--- Written request ---
Render the records starting at the line that contains "processing-led-icon — [416, 234, 424, 242]" and ending at the line that contains "cancel-button[interactable]: Cancel —" as a Markdown table with the columns No. and Text, giving each line a row number and omitting blank lines.

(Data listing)
○ ○ ○
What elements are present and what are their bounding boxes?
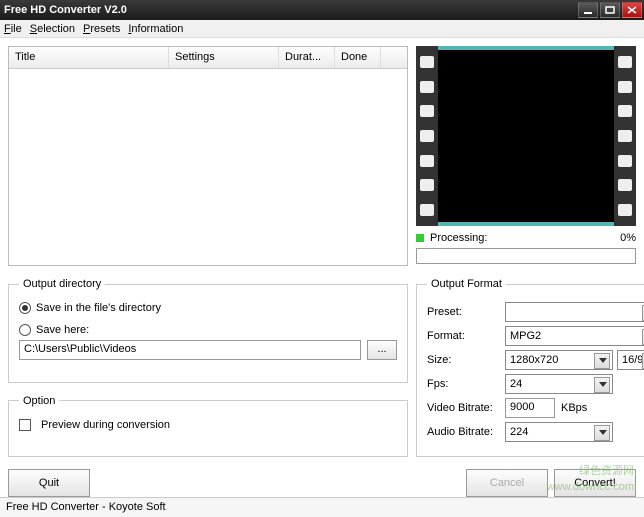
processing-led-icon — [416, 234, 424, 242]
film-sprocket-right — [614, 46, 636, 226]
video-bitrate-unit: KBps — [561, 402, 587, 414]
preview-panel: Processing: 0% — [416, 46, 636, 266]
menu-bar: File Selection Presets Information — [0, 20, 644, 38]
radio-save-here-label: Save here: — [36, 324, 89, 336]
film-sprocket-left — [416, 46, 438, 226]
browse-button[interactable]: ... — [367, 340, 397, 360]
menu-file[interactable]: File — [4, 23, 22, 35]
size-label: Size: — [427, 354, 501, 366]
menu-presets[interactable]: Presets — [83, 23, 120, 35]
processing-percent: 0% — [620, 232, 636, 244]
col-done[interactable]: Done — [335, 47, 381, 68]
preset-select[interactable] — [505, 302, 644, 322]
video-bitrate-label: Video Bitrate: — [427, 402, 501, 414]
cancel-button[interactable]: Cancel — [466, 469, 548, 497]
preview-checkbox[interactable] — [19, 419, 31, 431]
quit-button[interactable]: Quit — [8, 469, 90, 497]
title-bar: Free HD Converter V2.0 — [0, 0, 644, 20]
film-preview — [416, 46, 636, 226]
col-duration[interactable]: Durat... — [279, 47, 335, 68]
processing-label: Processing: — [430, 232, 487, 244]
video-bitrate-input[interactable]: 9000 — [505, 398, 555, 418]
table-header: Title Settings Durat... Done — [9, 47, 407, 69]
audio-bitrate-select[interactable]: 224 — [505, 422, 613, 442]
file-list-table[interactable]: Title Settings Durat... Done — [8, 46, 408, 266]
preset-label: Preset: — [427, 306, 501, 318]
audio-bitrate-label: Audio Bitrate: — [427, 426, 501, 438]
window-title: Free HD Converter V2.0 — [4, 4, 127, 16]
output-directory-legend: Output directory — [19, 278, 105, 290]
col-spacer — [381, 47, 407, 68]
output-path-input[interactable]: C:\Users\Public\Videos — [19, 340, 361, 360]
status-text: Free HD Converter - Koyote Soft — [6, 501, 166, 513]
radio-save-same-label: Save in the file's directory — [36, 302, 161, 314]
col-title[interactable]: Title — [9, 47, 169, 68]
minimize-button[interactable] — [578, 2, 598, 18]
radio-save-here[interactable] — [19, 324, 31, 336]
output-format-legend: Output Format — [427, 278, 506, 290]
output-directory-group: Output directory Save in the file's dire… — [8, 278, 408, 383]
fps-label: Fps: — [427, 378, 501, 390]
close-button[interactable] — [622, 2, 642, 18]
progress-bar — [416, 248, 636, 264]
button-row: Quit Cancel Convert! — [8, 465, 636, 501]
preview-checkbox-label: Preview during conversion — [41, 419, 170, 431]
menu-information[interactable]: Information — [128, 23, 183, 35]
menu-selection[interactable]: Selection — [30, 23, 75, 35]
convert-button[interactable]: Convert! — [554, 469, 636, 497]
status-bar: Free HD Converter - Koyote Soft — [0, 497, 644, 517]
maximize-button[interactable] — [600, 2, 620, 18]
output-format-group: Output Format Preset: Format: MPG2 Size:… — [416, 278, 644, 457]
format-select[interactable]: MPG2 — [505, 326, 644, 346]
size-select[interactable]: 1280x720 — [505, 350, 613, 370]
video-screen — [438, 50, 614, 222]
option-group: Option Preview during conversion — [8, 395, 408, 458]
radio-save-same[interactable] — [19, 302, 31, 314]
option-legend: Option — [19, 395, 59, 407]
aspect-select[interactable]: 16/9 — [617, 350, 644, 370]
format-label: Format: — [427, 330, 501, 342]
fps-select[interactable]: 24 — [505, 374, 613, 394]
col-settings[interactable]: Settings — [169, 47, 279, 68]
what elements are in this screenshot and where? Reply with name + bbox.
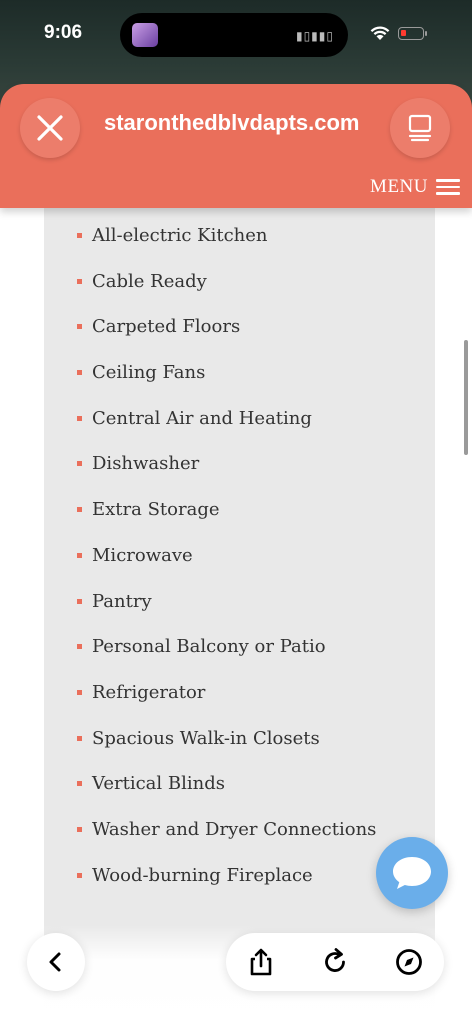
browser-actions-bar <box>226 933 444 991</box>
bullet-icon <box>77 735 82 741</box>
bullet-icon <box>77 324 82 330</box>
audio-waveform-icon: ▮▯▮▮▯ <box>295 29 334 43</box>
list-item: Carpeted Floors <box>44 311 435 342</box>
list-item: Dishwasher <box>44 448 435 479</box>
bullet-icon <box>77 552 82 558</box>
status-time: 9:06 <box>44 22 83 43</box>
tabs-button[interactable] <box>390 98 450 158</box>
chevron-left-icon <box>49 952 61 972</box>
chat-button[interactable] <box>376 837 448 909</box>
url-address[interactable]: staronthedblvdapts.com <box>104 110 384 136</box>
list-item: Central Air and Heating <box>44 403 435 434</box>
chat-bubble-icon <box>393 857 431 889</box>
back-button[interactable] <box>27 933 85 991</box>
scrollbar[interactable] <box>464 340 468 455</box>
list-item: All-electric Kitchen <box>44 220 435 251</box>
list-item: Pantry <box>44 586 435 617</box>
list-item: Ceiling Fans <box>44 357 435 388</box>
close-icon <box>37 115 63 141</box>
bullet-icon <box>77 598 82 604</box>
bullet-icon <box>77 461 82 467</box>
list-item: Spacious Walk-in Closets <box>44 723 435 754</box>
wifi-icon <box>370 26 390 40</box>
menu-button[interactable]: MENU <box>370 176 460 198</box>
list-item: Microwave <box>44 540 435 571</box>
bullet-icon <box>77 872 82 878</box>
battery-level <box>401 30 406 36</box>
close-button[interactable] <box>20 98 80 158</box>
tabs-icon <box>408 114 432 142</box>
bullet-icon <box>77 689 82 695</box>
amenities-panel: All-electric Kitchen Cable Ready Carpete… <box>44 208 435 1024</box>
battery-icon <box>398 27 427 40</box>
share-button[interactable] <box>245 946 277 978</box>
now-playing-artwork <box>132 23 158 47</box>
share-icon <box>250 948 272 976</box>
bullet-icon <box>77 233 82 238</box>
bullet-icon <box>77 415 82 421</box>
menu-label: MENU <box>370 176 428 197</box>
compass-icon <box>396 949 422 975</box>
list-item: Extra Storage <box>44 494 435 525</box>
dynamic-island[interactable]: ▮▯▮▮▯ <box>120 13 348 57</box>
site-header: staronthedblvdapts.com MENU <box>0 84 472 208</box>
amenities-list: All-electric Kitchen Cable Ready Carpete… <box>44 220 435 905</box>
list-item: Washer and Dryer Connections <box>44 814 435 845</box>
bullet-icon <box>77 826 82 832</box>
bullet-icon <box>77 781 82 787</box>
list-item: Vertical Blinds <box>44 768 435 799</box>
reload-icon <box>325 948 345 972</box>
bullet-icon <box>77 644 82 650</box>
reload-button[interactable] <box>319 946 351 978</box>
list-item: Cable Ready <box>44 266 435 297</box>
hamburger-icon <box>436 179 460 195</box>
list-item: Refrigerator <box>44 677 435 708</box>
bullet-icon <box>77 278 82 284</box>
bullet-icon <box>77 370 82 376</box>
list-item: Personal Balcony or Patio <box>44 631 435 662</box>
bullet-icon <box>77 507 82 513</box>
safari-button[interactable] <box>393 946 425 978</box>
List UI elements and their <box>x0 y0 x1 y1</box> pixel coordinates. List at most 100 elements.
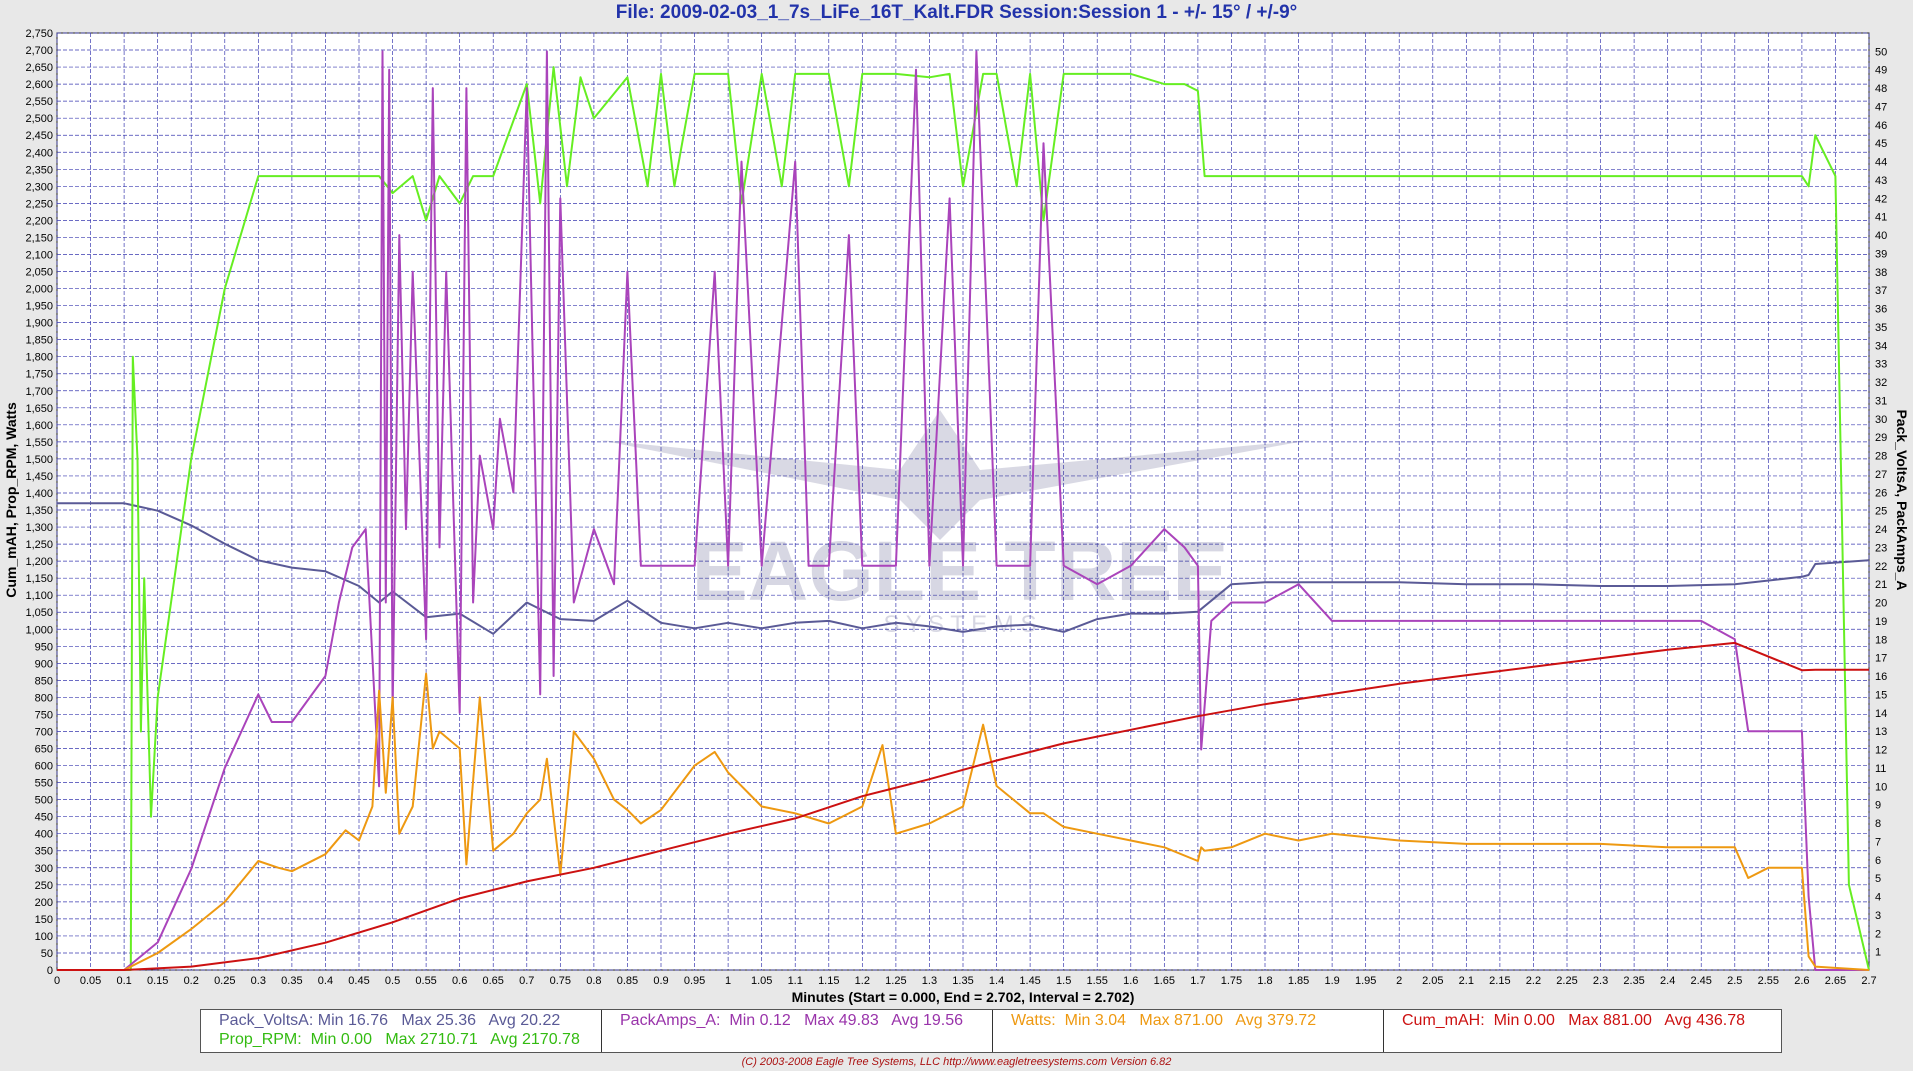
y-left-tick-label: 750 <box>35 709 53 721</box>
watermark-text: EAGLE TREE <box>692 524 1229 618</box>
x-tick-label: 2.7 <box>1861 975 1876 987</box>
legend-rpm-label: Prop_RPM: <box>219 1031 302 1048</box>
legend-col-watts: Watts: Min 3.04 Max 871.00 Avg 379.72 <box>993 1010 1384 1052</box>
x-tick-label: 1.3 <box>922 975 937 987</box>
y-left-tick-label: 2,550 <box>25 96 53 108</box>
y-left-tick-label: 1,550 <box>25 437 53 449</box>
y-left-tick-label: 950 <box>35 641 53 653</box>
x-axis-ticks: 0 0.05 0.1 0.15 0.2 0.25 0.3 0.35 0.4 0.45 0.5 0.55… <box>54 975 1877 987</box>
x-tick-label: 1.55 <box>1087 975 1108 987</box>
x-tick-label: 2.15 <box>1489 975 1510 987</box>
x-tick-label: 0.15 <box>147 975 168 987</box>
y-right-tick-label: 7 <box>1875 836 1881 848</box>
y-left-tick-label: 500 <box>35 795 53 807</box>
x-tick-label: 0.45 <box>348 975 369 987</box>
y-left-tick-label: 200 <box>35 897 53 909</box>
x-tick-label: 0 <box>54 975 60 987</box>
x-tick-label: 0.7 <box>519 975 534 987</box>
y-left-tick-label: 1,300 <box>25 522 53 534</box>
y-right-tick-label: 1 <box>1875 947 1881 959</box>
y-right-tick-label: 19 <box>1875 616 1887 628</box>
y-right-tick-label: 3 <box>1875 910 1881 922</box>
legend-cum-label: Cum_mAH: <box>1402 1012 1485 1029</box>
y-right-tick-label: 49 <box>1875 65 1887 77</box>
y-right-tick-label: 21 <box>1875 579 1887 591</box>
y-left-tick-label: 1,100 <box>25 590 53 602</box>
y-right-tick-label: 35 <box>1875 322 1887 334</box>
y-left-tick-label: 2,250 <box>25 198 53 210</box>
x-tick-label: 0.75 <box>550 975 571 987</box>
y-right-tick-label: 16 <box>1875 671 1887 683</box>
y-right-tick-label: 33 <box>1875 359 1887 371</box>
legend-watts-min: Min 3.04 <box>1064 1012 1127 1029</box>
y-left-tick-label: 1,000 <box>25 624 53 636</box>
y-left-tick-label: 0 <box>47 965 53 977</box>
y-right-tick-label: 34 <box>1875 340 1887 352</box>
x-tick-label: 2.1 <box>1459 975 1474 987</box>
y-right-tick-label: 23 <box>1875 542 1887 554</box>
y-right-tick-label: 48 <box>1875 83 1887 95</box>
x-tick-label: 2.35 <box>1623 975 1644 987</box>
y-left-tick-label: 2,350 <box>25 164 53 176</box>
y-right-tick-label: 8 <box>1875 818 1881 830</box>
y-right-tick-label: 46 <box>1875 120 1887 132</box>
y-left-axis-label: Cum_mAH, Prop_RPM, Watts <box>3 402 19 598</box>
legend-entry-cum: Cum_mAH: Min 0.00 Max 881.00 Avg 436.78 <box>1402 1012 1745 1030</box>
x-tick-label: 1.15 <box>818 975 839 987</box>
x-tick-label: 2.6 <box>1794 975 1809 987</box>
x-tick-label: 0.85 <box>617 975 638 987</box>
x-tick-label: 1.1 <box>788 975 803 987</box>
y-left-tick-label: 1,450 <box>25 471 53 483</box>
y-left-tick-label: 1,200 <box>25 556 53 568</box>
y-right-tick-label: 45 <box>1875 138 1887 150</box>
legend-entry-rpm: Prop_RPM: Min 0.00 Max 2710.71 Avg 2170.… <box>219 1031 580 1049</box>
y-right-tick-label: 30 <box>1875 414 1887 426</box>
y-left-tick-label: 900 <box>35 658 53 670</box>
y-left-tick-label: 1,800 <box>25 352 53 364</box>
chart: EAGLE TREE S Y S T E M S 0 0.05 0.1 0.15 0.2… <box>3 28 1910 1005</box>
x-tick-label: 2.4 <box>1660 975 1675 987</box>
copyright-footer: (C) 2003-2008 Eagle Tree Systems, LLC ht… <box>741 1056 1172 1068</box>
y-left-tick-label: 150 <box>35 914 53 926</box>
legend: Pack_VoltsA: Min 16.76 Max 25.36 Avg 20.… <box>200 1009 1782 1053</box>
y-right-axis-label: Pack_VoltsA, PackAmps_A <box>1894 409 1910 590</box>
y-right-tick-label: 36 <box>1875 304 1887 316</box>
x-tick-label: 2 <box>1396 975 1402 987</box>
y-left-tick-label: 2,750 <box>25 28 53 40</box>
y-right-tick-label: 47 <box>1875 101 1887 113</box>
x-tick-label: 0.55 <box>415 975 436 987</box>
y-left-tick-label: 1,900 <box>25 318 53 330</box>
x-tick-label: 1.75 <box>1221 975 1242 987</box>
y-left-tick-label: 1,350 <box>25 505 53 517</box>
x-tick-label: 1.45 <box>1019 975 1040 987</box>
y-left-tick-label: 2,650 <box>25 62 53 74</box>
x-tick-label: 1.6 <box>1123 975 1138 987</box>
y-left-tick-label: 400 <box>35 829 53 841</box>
○ ○ ○
--- Full solution ---
| No. | Text |
|---|---|
| 1 | processing-led-icon — [416, 234, 424, 242] |
| 2 | film-sprocket-right — [614, 46, 636, 226] |
| 3 | video-bitrate-unit: KBps — [561, 402, 587, 414] |
| 4 | preview-panel: Processing: 0% — [416, 46, 636, 266] |
| 5 | menu-bar: File Selection Presets Information — [0, 20, 644, 38] |
| 6 | radio-save-here-label: Save here: — [36, 324, 89, 336] |
| 7 | film-sprocket-left — [416, 46, 438, 226] |
| 8 | browse-button[interactable]: ... — [367, 340, 397, 360] |
| 9 | menu-file[interactable]: File — [4, 23, 22, 35] |
| 10 | size-label: Size: — [427, 354, 501, 366] |
| 11 | menu-presets[interactable]: Presets — [83, 23, 120, 35] |
| 12 | processing-percent: 0% — [620, 232, 636, 244] |
| 13 | col-done[interactable]: Done — [335, 47, 381, 68] |
| 14 | preset-select[interactable] — [505, 302, 644, 322] |
| 15 | video-bitrate-label: Video Bitrate: — [427, 402, 501, 414] |
| 16 | cancel-button[interactable]: Cancel — [466, 469, 548, 497] |